*Requirements*
Show every line in the records below that contains the word "radar".

*Task inputs*
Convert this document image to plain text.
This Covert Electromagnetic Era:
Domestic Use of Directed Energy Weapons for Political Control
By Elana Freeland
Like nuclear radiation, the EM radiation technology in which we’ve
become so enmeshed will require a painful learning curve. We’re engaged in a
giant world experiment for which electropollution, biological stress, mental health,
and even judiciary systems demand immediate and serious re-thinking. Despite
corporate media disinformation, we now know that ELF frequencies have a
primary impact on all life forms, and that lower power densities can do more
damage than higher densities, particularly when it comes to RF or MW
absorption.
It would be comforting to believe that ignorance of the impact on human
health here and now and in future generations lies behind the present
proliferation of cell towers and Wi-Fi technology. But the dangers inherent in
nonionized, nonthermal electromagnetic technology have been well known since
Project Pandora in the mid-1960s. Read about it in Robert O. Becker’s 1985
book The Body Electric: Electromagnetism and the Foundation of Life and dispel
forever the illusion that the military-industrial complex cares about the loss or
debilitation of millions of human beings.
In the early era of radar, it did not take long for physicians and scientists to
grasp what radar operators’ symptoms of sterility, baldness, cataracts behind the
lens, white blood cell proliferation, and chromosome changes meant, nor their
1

*Exercise output*
In the early era of radar, it did not take long for physicians and scientists to
grasp what radar operators’ symptoms of sterility, baldness, cataracts behind the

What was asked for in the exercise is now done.